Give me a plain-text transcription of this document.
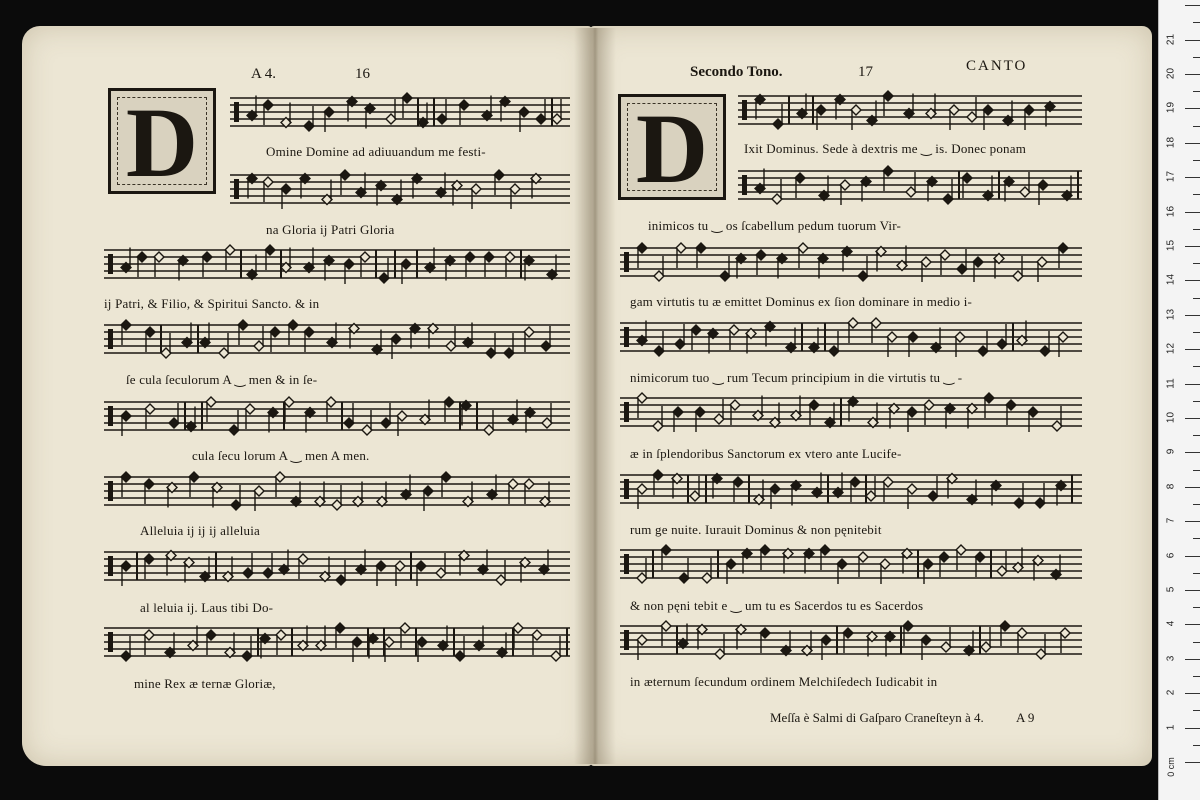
A 4.	16
D	Omine Domine ad adiuuandum me festi-
na Gloria ij Patri Gloria
ij Patri, & Filio, & Spiritui Sancto. & in
ſe cula ſeculorum A ‿ men & in ſe-
cula ſecu lorum A ‿ men A men.
Alleluia ij ij ij alleluia
al leluia ij. Laus tibi Do-
mine Rex æ ternæ Gloriæ,
Secondo Tono.	17	CANTO
D	Ixit Dominus. Sede à dextris me ‿ is. Donec ponam
inimicos tu ‿ os ſcabellum pedum tuorum Vir-
gam virtutis tu æ emittet Dominus ex ſion dominare in medio i-
nimicorum tuo ‿ rum Tecum principium in die virtutis tu ‿ -
æ in ſplendoribus Sanctorum ex vtero ante Lucife-
rum ge nuite. Iurauit Dominus & non pęnitebit
& non pęni tebit e ‿ um tu es Sacerdos tu es Sacerdos
in æternum ſecundum ordinem Melchiſedech Iudicabit in
Meſſa è Salmi di Gaſparo Craneſteyn à 4. A 9
0 cm
1
2
3
4
5
6
7
8
9
10
11
12
13
14
15
16
17
18
19
20
21
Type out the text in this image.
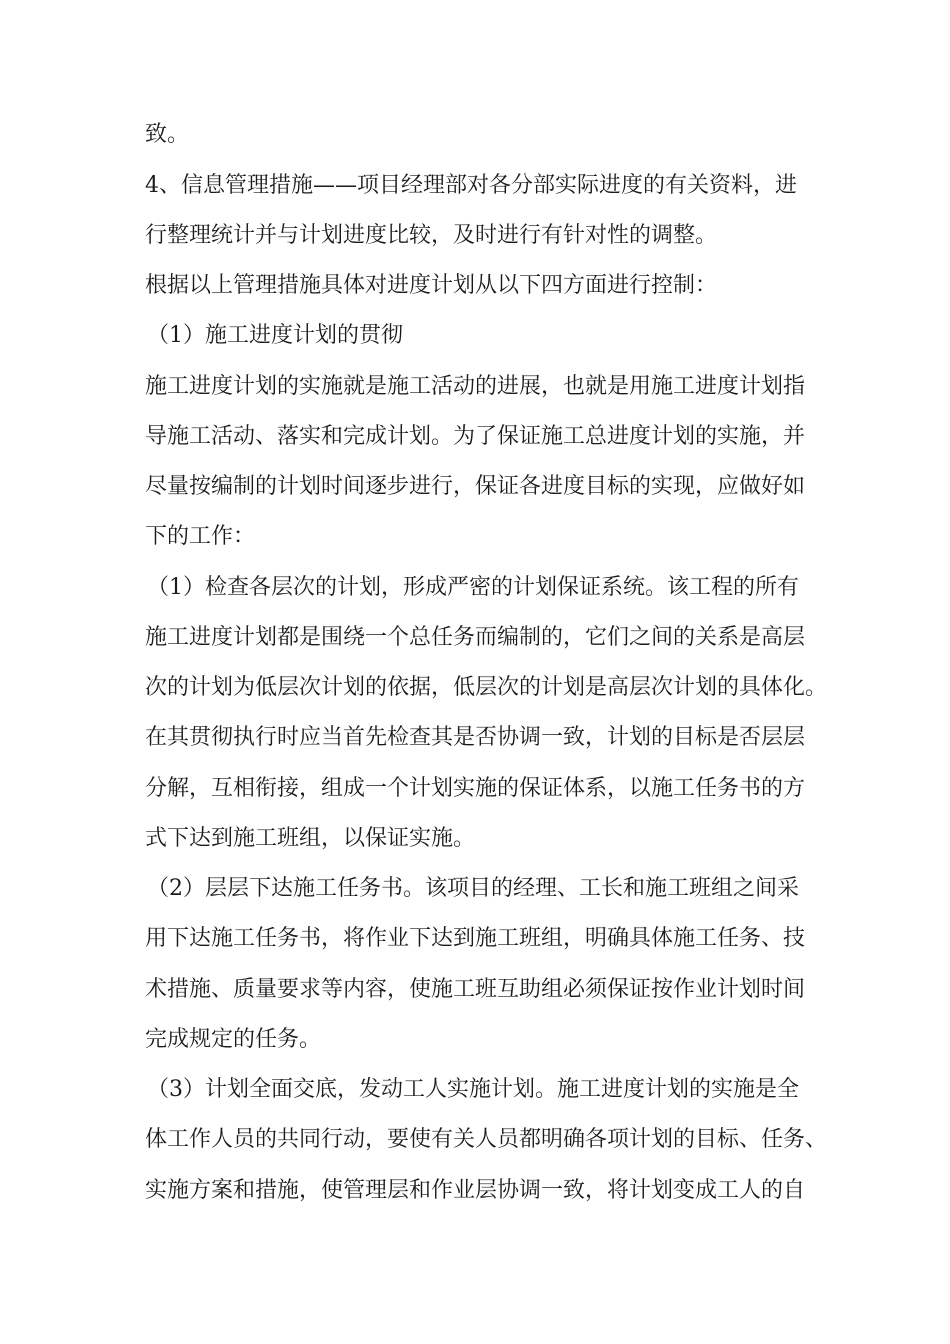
致。
4、信息管理措施——项目经理部对各分部实际进度的有关资料，进
行整理统计并与计划进度比较，及时进行有针对性的调整。
根据以上管理措施具体对进度计划从以下四方面进行控制：
（1）施工进度计划的贯彻
施工进度计划的实施就是施工活动的进展，也就是用施工进度计划指
导施工活动、落实和完成计划。为了保证施工总进度计划的实施，并
尽量按编制的计划时间逐步进行，保证各进度目标的实现，应做好如
下的工作：
（1）检查各层次的计划，形成严密的计划保证系统。该工程的所有
施工进度计划都是围绕一个总任务而编制的，它们之间的关系是高层
次的计划为低层次计划的依据，低层次的计划是高层次计划的具体化。
在其贯彻执行时应当首先检查其是否协调一致，计划的目标是否层层
分解，互相衔接，组成一个计划实施的保证体系，以施工任务书的方
式下达到施工班组，以保证实施。
（2）层层下达施工任务书。该项目的经理、工长和施工班组之间采
用下达施工任务书，将作业下达到施工班组，明确具体施工任务、技
术措施、质量要求等内容，使施工班互助组必须保证按作业计划时间
完成规定的任务。
（3）计划全面交底，发动工人实施计划。施工进度计划的实施是全
体工作人员的共同行动，要使有关人员都明确各项计划的目标、任务、
实施方案和措施，使管理层和作业层协调一致，将计划变成工人的自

-- -- --

EXERCISE OBJECTIVE: Quote verbatim every line starting at the line that contains "Type out the text in this image." and ending with the last line of the records; omit all pictures.

RESULT OF THIS EXERCISE:
Type out the text in this image.
致。
4、信息管理措施——项目经理部对各分部实际进度的有关资料，进
行整理统计并与计划进度比较，及时进行有针对性的调整。
根据以上管理措施具体对进度计划从以下四方面进行控制：
（1）施工进度计划的贯彻
施工进度计划的实施就是施工活动的进展，也就是用施工进度计划指
导施工活动、落实和完成计划。为了保证施工总进度计划的实施，并
尽量按编制的计划时间逐步进行，保证各进度目标的实现，应做好如
下的工作：
（1）检查各层次的计划，形成严密的计划保证系统。该工程的所有
施工进度计划都是围绕一个总任务而编制的，它们之间的关系是高层
次的计划为低层次计划的依据，低层次的计划是高层次计划的具体化。
在其贯彻执行时应当首先检查其是否协调一致，计划的目标是否层层
分解，互相衔接，组成一个计划实施的保证体系，以施工任务书的方
式下达到施工班组，以保证实施。
（2）层层下达施工任务书。该项目的经理、工长和施工班组之间采
用下达施工任务书，将作业下达到施工班组，明确具体施工任务、技
术措施、质量要求等内容，使施工班互助组必须保证按作业计划时间
完成规定的任务。
（3）计划全面交底，发动工人实施计划。施工进度计划的实施是全
体工作人员的共同行动，要使有关人员都明确各项计划的目标、任务、
实施方案和措施，使管理层和作业层协调一致，将计划变成工人的自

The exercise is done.